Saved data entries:

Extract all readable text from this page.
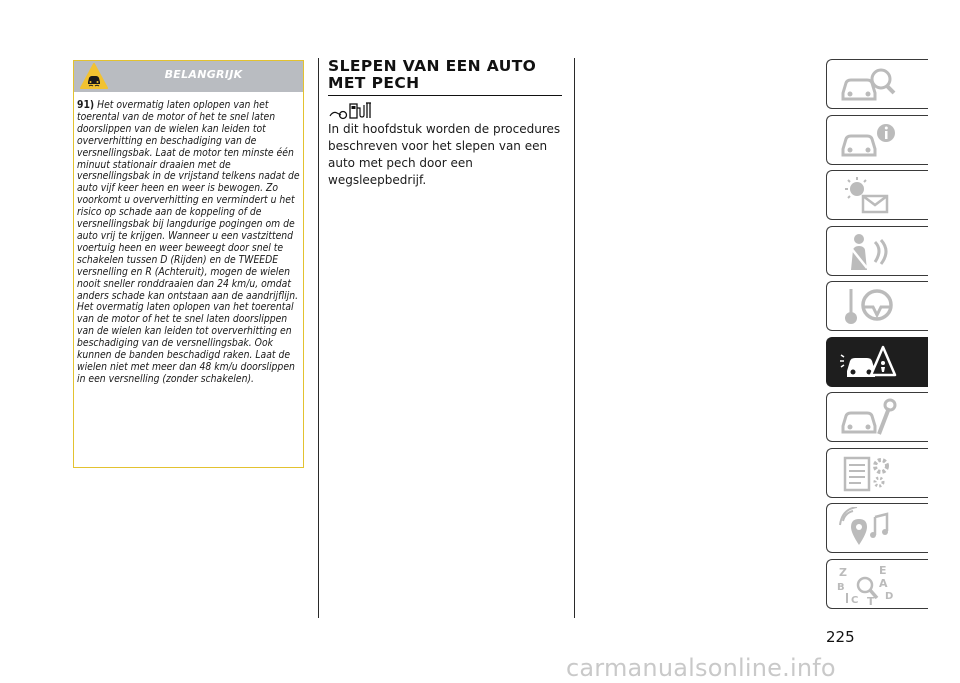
BELANGRIJK
91) Het overmatig laten oplopen van het toerental van de motor of het te snel laten doorslippen van de wielen kan leiden tot oververhitting en beschadiging van de versnellingsbak. Laat de motor ten minste één minuut stationair draaien met de versnellingsbak in de vrijstand telkens nadat de auto vijf keer heen en weer is bewogen. Zo voorkomt u oververhitting en vermindert u het risico op schade aan de koppeling of de versnellingsbak bij langdurige pogingen om de auto vrij te krijgen. Wanneer u een vastzittend voertuig heen en weer beweegt door snel te schakelen tussen D (Rijden) en de TWEEDE versnelling en R (Achteruit), mogen de wielen nooit sneller ronddraaien dan 24 km/u, omdat anders schade kan ontstaan aan de aandrijflijn. Het overmatig laten oplopen van het toerental van de motor of het te snel laten doorslippen van de wielen kan leiden tot oververhitting en beschadiging van de versnellingsbak. Ook kunnen de banden beschadigd raken. Laat de wielen niet met meer dan 48 km/u doorslippen in een versnelling (zonder schakelen).
SLEPEN VAN EEN AUTO MET PECH
In dit hoofdstuk worden de procedures beschreven voor het slepen van een auto met pech door een wegsleepbedrijf.
Z	E
B	A
C	D
T
225
carmanualsonline.info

**What this task involves**. Report every line containing the word "door" from the listing above.

**Answer to the problem**.
91) Het overmatig laten oplopen van het toerental van de motor of het te snel laten doorslippen van de wielen kan leiden tot oververhitting en beschadiging van de versnellingsbak. Laat de motor ten minste één minuut stationair draaien met de versnellingsbak in de vrijstand telkens nadat de auto vijf keer heen en weer is bewogen. Zo voorkomt u oververhitting en vermindert u het risico op schade aan de koppeling of de versnellingsbak bij langdurige pogingen om de auto vrij te krijgen. Wanneer u een vastzittend voertuig heen en weer beweegt door snel te schakelen tussen D (Rijden) en de TWEEDE versnelling en R (Achteruit), mogen de wielen nooit sneller ronddraaien dan 24 km/u, omdat anders schade kan ontstaan aan de aandrijflijn. Het overmatig laten oplopen van het toerental van de motor of het te snel laten doorslippen van de wielen kan leiden tot oververhitting en beschadiging van de versnellingsbak. Ook kunnen de banden beschadigd raken. Laat de wielen niet met meer dan 48 km/u doorslippen in een versnelling (zonder schakelen).
In dit hoofdstuk worden de procedures beschreven voor het slepen van een auto met pech door een wegsleepbedrijf.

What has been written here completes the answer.